Задания для работы:
**1)** Скопируйте из отрывка о походе добровольцев часть, начиная со слов «На следующий день, 15» и далее до слов «к станице Григорьевской.».
**2)** Изложите содержание отрывка о походе добровольцев в двух предложениях.
**3)** Куда, согласно отрывку о походе добровольцев, должен был идти обоз армии?

Фрагмент страницы:
____
На золотистом кровном скакуне подъезжает Корнилов. Поздоровавшись с конвоем, он в кратком горячем слове приветствует давно желанное соединение армий и зовет всех на новые подвиги во имя великой родины. Бурный восторг овладевает всеми, и радостное оживление царит в ауле. Теперь все вместе. Силы удвоились.
– В Екатеринодар, в Екатеринодар!
А соединенная даже армия не превышала пяти тысяч, считая все, что было в обозе, то есть раненых и больных, врачей, штабных и штатских, число которых значительно увеличилось с беженцами из Екатеринодара. Но радость объединения, имена известных всем генералов, непрерывные удачи добровольцев – все это так воодушевляло, что люди забыли о существовании науки арифметики.
На следующий день, 15 марта, добровольцы двинулись из аула на соединение с екатеринодарцами. Обоз армии должен был идти в станицу Калужскую, где расположился генерал Покровский, а строевые части направились к станице Ново-Дмитриевской. Эта станица была местной базой большевиков. Красных предполагалось атаковать совместно с генералом Покровским, который со своей армией должен был подойти с другой стороны по направлению к станице Григорьевской.
День был пасмурный; шел мелкий дождик; низкие облака неслись, гонимые вечным норд-остом. Становилось все холодней и холодней. Тщетно укутывались добровольцы в свои лохмотья. Дождь промочил насквозь их убогую одежду, а в дырявых сапогах хлюпала ледяная вода. Прошли так половину пути. Норд-ост рассвирепел; его порывы слились в сплошную бурю. Дождь превратился в ледяные иглы, больно бившие по лицу.
Верхняя одежда смерзлась и связала движение рук и ног. Лошади также покрылись ледяной корой и еле передвигали ноги. Добровольцы замерзали на открытых отрогах Кавказа. Наконец вместо дождя стал падать снег гуще и гуще, и все затмевает степной буран.
Сгорбленная фигура приткнулась у подножия дерева, и снег заносит ее своей белой пеленой. Подходит санитар и расталкивает ее.
____
Собранные записи данных:
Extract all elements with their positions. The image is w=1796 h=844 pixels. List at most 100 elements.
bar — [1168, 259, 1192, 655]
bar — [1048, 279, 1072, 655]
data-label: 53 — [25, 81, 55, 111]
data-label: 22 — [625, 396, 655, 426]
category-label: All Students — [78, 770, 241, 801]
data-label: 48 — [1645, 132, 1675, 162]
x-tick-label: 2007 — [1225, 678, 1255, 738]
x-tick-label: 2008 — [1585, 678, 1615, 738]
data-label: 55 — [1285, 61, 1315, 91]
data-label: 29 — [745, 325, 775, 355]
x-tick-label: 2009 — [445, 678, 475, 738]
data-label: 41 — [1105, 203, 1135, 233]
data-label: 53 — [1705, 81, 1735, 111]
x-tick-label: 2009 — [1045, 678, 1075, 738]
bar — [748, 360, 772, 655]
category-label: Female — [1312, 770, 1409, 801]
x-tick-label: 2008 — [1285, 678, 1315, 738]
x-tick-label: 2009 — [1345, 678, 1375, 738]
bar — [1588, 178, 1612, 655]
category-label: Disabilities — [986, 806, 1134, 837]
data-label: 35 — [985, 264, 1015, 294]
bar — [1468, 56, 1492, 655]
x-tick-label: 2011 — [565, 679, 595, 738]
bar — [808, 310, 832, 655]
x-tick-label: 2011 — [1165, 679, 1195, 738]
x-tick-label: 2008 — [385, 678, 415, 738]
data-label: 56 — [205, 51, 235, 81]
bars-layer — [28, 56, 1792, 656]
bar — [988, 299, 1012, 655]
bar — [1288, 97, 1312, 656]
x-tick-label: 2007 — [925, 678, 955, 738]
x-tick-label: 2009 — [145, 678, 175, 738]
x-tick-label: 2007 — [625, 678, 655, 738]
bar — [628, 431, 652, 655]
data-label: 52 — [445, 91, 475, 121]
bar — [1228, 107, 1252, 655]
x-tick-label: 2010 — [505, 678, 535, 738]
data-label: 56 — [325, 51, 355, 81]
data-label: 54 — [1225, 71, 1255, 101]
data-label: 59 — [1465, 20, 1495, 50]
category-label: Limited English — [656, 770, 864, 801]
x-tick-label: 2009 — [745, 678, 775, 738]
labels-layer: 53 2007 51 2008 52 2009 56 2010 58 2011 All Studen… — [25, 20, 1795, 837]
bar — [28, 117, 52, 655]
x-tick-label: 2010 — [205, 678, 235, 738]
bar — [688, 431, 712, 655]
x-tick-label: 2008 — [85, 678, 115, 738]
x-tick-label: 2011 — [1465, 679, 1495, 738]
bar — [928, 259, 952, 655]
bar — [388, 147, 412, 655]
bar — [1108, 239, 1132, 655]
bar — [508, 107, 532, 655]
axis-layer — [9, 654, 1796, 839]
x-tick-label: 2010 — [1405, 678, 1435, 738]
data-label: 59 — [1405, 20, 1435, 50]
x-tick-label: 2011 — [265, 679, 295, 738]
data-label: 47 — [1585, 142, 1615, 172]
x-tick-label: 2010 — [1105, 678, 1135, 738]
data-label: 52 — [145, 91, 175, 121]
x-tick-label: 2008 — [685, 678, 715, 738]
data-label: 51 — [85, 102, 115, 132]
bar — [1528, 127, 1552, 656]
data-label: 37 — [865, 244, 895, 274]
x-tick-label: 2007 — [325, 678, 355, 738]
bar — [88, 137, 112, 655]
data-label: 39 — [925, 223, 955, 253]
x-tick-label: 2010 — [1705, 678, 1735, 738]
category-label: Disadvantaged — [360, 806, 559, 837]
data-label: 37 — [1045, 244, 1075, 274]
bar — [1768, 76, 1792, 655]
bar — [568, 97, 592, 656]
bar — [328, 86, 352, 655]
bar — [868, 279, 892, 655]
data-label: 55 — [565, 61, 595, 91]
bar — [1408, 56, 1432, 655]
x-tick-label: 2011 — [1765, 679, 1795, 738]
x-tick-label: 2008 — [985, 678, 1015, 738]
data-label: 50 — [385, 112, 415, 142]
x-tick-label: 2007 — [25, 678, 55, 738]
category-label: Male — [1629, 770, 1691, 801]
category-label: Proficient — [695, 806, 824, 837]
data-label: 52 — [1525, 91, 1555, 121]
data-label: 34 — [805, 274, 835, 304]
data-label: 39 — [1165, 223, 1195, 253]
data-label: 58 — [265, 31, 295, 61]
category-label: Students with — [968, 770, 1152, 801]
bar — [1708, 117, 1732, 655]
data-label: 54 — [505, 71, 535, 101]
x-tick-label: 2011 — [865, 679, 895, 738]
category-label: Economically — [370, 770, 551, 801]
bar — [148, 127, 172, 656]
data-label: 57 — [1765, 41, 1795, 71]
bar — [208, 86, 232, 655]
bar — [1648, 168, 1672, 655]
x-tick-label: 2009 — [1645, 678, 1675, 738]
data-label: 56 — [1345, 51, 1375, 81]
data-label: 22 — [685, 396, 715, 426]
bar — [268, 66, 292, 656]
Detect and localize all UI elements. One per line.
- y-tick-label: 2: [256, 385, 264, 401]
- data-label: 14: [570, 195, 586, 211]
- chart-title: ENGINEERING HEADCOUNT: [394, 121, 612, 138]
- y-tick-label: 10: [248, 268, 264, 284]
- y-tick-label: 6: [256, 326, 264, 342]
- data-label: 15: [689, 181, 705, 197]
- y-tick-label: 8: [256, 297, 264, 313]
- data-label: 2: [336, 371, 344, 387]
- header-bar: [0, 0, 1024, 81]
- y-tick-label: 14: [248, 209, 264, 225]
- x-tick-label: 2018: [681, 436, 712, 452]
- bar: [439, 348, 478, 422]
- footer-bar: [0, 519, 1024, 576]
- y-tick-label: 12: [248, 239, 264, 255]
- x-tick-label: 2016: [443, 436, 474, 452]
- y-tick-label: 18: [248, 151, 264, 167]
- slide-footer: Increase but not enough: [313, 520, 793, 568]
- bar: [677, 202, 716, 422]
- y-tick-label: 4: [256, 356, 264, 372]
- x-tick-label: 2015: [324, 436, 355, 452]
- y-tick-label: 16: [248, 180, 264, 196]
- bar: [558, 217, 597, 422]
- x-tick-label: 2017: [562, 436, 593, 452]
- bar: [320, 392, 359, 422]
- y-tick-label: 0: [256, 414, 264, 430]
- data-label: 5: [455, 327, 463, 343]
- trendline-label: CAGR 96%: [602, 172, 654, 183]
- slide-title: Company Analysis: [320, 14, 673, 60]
____
Ответы на задания:
**1)**
На следующий день, 15 марта, добровольцы двинулись из аула на соединение с екатеринодарцами. Обоз армии должен был идти в станицу Калужскую, где расположился генерал Покровский, а строевые части направились к станице Ново-Дмитриевской. Эта станица была местной базой большевиков. Красных предполагалось атаковать совместно с генералом Покровским, который со своей армией должен был подойти с другой стороны по направлению к станице Григорьевской.

**2)** Корнилов приветствует соединение армий, и, хотя объединенная армия не превышала пяти тысяч человек, добровольцы были воодушевлены. 15 марта они двинулись из аула к станице Ново-Дмитриевской, но в пути дождь сменился ледяной бурей и снегом, и добровольцы замерзали.

**3)** В станицу Калужскую, где расположился генерал Покровский.